[Records from a collection of figures]
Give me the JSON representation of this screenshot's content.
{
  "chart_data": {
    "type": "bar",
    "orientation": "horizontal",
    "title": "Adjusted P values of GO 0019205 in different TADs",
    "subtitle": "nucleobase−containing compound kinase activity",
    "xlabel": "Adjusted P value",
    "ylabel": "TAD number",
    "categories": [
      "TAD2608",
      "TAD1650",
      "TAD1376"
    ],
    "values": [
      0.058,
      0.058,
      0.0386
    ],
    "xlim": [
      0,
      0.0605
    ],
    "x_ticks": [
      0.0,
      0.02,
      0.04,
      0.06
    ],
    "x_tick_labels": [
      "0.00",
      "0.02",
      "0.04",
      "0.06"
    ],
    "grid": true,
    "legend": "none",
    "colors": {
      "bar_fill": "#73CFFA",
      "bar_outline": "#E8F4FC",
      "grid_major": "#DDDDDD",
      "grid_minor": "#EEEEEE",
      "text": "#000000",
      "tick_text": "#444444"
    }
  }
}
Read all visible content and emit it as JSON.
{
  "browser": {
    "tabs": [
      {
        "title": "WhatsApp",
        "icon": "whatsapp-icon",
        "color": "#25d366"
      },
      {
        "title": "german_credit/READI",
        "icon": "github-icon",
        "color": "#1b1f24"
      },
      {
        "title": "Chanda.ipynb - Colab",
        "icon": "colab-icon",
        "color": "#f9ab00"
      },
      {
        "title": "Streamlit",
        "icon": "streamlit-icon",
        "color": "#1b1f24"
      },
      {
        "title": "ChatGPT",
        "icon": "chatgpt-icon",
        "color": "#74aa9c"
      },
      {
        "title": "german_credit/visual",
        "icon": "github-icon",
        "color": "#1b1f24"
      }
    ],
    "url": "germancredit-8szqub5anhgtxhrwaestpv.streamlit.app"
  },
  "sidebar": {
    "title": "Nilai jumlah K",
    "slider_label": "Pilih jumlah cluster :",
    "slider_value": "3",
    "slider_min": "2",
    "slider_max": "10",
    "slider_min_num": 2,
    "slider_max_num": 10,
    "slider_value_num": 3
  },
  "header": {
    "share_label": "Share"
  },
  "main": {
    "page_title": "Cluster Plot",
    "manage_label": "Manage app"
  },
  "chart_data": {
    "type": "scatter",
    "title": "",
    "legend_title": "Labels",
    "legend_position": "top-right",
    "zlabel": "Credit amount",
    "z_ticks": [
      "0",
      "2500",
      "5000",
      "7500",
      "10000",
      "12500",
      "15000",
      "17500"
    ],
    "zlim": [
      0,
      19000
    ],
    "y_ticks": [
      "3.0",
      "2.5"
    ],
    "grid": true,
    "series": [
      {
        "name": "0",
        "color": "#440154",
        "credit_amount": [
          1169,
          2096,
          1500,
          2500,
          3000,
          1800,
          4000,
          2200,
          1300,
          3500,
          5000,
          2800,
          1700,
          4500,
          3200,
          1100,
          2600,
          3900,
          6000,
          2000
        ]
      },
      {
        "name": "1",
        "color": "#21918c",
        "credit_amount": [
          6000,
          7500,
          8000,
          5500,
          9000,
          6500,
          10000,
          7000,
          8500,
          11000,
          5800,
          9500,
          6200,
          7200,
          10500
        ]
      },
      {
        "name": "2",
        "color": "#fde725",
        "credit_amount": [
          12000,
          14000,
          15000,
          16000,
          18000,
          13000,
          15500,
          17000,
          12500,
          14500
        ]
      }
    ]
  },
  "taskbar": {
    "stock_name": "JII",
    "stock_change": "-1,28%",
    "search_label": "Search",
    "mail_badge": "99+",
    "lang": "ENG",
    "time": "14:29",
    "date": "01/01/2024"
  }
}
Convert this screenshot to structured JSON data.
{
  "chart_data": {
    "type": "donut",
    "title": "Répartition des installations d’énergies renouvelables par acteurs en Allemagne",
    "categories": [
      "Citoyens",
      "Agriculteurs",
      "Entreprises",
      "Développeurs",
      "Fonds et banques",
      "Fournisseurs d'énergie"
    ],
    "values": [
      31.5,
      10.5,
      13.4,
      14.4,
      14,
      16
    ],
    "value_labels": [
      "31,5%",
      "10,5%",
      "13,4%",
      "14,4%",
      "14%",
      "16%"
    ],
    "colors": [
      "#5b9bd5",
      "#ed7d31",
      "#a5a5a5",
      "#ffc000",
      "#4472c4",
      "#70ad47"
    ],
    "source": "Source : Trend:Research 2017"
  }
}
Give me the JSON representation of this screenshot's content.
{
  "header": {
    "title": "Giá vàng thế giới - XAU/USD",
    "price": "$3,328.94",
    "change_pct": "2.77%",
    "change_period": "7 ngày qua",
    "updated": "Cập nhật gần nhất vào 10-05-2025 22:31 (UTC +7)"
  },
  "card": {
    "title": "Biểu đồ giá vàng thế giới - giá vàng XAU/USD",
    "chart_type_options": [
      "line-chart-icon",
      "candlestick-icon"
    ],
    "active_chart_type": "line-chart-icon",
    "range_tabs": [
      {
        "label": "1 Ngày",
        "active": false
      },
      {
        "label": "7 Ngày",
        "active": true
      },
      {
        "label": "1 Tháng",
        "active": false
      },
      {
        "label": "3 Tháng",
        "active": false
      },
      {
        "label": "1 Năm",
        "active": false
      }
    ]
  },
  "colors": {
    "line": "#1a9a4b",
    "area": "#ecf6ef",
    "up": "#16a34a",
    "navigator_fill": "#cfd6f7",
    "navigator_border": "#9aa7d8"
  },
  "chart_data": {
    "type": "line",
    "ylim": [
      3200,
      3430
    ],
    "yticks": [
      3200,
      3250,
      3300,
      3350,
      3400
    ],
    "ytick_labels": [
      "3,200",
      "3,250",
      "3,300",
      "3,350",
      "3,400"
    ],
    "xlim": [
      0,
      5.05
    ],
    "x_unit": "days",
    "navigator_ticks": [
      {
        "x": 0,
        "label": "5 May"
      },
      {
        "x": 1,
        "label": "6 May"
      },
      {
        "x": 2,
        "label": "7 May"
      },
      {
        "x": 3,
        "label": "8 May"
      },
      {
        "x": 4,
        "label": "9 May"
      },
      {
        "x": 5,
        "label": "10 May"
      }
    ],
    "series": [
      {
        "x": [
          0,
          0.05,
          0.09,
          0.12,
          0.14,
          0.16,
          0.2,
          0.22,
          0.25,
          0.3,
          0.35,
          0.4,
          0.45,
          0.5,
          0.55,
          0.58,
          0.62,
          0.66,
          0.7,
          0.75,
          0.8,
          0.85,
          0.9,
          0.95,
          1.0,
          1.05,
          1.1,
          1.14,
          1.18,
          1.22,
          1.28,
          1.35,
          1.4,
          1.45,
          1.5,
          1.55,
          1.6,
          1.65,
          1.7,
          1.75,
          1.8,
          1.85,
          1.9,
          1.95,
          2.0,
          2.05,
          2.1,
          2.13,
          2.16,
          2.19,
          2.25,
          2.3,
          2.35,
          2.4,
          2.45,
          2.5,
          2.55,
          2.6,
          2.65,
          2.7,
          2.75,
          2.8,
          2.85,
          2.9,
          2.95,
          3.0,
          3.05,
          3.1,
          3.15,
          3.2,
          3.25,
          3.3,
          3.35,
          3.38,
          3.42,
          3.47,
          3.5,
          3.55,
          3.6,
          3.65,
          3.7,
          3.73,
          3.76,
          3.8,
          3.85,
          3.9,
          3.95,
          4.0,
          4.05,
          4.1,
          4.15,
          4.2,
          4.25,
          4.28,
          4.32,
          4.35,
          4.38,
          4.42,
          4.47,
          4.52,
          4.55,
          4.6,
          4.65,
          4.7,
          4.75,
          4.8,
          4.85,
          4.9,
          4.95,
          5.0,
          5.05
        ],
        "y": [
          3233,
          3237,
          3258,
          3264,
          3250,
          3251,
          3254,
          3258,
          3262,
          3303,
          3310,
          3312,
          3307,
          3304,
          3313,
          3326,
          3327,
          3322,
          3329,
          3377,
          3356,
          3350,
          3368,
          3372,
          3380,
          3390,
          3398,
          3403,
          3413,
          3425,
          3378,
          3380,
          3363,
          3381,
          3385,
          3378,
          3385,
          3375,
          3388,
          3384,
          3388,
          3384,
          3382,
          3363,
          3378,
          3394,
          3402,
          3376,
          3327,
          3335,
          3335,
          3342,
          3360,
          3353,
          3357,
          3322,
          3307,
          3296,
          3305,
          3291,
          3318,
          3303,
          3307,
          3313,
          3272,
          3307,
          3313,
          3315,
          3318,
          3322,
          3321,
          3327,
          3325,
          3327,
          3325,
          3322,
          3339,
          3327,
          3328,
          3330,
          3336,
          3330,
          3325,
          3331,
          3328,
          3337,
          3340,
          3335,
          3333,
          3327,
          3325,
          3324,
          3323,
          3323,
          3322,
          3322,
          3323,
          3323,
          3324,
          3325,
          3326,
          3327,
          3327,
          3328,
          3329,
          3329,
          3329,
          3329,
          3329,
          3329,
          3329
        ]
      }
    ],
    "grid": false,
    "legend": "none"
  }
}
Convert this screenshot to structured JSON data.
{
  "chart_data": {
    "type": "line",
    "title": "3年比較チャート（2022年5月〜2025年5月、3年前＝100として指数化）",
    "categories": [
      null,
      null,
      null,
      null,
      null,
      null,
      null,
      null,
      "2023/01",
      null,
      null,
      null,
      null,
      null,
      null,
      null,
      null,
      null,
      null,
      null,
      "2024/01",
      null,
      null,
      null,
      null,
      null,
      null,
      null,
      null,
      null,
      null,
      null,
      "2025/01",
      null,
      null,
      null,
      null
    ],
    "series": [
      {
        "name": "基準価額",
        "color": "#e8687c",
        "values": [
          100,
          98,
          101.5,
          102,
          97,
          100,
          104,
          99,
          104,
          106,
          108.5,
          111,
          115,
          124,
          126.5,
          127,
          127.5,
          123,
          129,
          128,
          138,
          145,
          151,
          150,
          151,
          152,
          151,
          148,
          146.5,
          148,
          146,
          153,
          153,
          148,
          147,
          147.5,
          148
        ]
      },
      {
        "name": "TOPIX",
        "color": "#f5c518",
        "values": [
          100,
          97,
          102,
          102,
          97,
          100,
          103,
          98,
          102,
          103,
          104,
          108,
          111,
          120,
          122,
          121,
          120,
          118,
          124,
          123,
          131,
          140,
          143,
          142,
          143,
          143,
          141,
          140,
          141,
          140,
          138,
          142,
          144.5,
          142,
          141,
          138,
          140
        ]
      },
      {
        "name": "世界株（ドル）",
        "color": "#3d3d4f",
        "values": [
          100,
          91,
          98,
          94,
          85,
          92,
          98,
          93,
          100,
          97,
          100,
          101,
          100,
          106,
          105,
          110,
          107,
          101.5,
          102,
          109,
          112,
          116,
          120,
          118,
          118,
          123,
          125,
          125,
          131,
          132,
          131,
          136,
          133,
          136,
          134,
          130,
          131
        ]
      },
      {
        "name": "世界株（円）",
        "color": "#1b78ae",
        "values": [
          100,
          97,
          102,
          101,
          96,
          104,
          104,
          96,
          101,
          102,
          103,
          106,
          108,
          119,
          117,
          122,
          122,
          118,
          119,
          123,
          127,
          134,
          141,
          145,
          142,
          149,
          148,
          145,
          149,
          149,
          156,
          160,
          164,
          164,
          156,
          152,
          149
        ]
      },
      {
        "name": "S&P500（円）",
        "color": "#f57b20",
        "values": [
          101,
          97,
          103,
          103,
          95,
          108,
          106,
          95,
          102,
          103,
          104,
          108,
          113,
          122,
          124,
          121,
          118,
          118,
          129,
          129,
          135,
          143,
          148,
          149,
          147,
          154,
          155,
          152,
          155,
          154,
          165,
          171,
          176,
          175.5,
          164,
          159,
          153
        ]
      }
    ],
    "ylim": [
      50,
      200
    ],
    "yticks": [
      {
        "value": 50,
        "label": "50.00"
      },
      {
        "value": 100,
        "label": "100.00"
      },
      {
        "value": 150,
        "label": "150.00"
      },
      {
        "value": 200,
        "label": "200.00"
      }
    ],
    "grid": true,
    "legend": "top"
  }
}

▶ WHAT YOU ARE ASKED TO DO
Copy each line from the data above that includes "icon".

▶ PROBLEM SOLUTION
        "icon": "whatsapp-icon",
        "icon": "github-icon",
        "icon": "colab-icon",
        "icon": "streamlit-icon",
        "icon": "chatgpt-icon",
        "icon": "github-icon",
      "line-chart-icon",
      "candlestick-icon"
    "active_chart_type": "line-chart-icon",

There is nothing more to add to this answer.